* Extracted records
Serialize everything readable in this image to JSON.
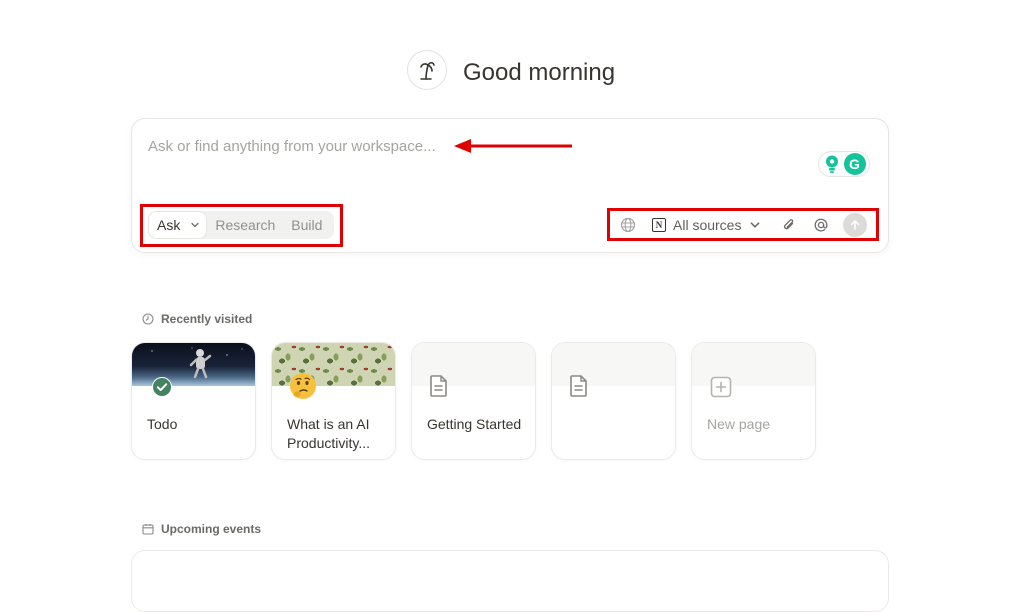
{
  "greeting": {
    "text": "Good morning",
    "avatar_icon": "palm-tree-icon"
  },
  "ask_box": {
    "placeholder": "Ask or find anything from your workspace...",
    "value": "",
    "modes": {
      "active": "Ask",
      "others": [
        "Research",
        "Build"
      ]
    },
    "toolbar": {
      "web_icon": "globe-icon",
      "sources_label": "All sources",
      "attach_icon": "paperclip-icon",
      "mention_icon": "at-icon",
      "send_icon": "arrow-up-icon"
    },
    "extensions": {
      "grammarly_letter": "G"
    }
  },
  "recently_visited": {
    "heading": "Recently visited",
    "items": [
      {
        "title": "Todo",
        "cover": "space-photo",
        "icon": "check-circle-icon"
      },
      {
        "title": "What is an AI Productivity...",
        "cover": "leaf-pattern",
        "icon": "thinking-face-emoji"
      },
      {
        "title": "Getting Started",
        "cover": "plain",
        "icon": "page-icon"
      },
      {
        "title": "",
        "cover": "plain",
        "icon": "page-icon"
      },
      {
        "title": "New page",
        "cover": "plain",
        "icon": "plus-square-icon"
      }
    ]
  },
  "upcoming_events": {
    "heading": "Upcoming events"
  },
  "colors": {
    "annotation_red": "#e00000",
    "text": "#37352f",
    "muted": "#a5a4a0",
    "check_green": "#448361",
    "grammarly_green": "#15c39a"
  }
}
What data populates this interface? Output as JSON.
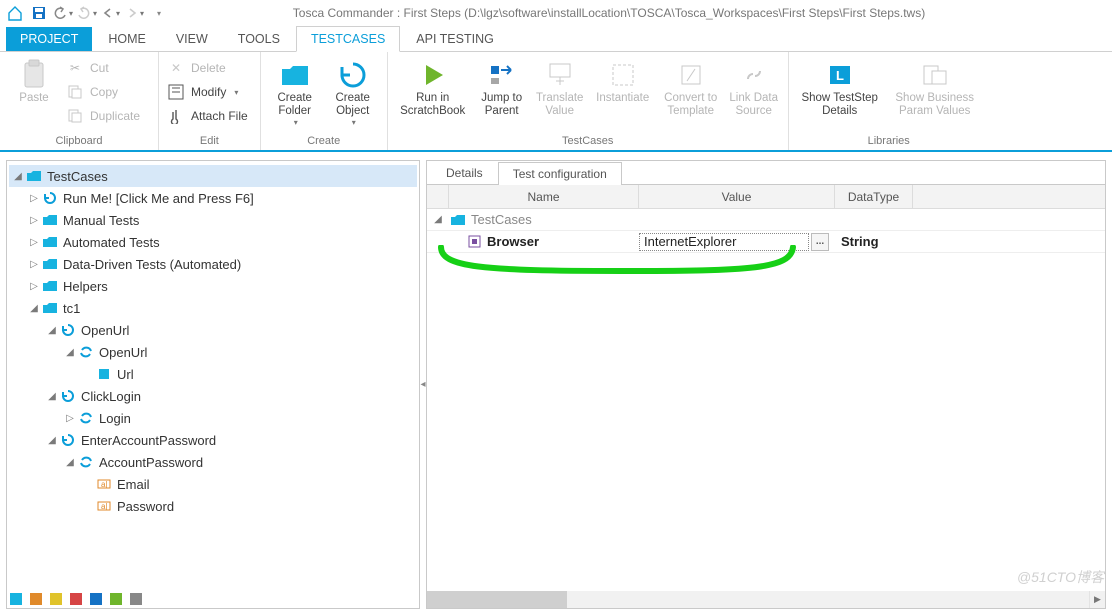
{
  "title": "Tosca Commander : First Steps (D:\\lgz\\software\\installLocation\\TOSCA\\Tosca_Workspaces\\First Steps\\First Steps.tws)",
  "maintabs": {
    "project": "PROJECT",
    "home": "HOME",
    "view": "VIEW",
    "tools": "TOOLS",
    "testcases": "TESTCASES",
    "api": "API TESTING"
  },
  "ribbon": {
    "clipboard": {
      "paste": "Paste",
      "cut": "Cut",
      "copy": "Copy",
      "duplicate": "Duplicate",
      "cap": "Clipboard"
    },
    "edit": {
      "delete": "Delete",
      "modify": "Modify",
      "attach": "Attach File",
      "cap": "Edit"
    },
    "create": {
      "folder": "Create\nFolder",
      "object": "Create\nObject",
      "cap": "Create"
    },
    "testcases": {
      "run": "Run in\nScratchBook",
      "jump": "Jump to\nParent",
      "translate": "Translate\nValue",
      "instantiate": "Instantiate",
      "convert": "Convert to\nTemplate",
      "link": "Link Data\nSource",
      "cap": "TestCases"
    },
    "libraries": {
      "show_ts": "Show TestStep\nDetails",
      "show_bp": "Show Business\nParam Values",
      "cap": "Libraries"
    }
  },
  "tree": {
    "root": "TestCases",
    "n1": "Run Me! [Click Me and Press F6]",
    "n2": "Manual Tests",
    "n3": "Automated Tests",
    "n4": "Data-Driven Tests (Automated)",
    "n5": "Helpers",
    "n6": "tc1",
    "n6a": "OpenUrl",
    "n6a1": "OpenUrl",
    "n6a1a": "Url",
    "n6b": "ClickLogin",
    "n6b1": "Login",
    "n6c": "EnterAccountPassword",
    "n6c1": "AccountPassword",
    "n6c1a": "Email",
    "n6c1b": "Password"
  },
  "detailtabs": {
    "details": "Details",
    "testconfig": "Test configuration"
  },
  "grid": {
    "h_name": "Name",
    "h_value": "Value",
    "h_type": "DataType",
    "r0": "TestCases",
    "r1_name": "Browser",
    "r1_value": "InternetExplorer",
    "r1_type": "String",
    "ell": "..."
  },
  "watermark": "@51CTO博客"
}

* What you need to do
Write the records above out again exactly, with no pictures in your copy.

* Task result
Serialize everything readable in this image to JSON.
{
  "greeting": {
    "text": "Good morning",
    "avatar_icon": "palm-tree-icon"
  },
  "ask_box": {
    "placeholder": "Ask or find anything from your workspace...",
    "value": "",
    "modes": {
      "active": "Ask",
      "others": [
        "Research",
        "Build"
      ]
    },
    "toolbar": {
      "web_icon": "globe-icon",
      "sources_label": "All sources",
      "attach_icon": "paperclip-icon",
      "mention_icon": "at-icon",
      "send_icon": "arrow-up-icon"
    },
    "extensions": {
      "grammarly_letter": "G"
    }
  },
  "recently_visited": {
    "heading": "Recently visited",
    "items": [
      {
        "title": "Todo",
        "cover": "space-photo",
        "icon": "check-circle-icon"
      },
      {
        "title": "What is an AI Productivity...",
        "cover": "leaf-pattern",
        "icon": "thinking-face-emoji"
      },
      {
        "title": "Getting Started",
        "cover": "plain",
        "icon": "page-icon"
      },
      {
        "title": "",
        "cover": "plain",
        "icon": "page-icon"
      },
      {
        "title": "New page",
        "cover": "plain",
        "icon": "plus-square-icon"
      }
    ]
  },
  "upcoming_events": {
    "heading": "Upcoming events"
  },
  "colors": {
    "annotation_red": "#e00000",
    "text": "#37352f",
    "muted": "#a5a4a0",
    "check_green": "#448361",
    "grammarly_green": "#15c39a"
  }
}
What data populates this interface? Output as JSON.
{
  "title": "Tosca Commander : First Steps (D:\\lgz\\software\\installLocation\\TOSCA\\Tosca_Workspaces\\First Steps\\First Steps.tws)",
  "maintabs": {
    "project": "PROJECT",
    "home": "HOME",
    "view": "VIEW",
    "tools": "TOOLS",
    "testcases": "TESTCASES",
    "api": "API TESTING"
  },
  "ribbon": {
    "clipboard": {
      "paste": "Paste",
      "cut": "Cut",
      "copy": "Copy",
      "duplicate": "Duplicate",
      "cap": "Clipboard"
    },
    "edit": {
      "delete": "Delete",
      "modify": "Modify",
      "attach": "Attach File",
      "cap": "Edit"
    },
    "create": {
      "folder": "Create\nFolder",
      "object": "Create\nObject",
      "cap": "Create"
    },
    "testcases": {
      "run": "Run in\nScratchBook",
      "jump": "Jump to\nParent",
      "translate": "Translate\nValue",
      "instantiate": "Instantiate",
      "convert": "Convert to\nTemplate",
      "link": "Link Data\nSource",
      "cap": "TestCases"
    },
    "libraries": {
      "show_ts": "Show TestStep\nDetails",
      "show_bp": "Show Business\nParam Values",
      "cap": "Libraries"
    }
  },
  "tree": {
    "root": "TestCases",
    "n1": "Run Me! [Click Me and Press F6]",
    "n2": "Manual Tests",
    "n3": "Automated Tests",
    "n4": "Data-Driven Tests (Automated)",
    "n5": "Helpers",
    "n6": "tc1",
    "n6a": "OpenUrl",
    "n6a1": "OpenUrl",
    "n6a1a": "Url",
    "n6b": "ClickLogin",
    "n6b1": "Login",
    "n6c": "EnterAccountPassword",
    "n6c1": "AccountPassword",
    "n6c1a": "Email",
    "n6c1b": "Password"
  },
  "detailtabs": {
    "details": "Details",
    "testconfig": "Test configuration"
  },
  "grid": {
    "h_name": "Name",
    "h_value": "Value",
    "h_type": "DataType",
    "r0": "TestCases",
    "r1_name": "Browser",
    "r1_value": "InternetExplorer",
    "r1_type": "String",
    "ell": "..."
  },
  "watermark": "@51CTO博客"
}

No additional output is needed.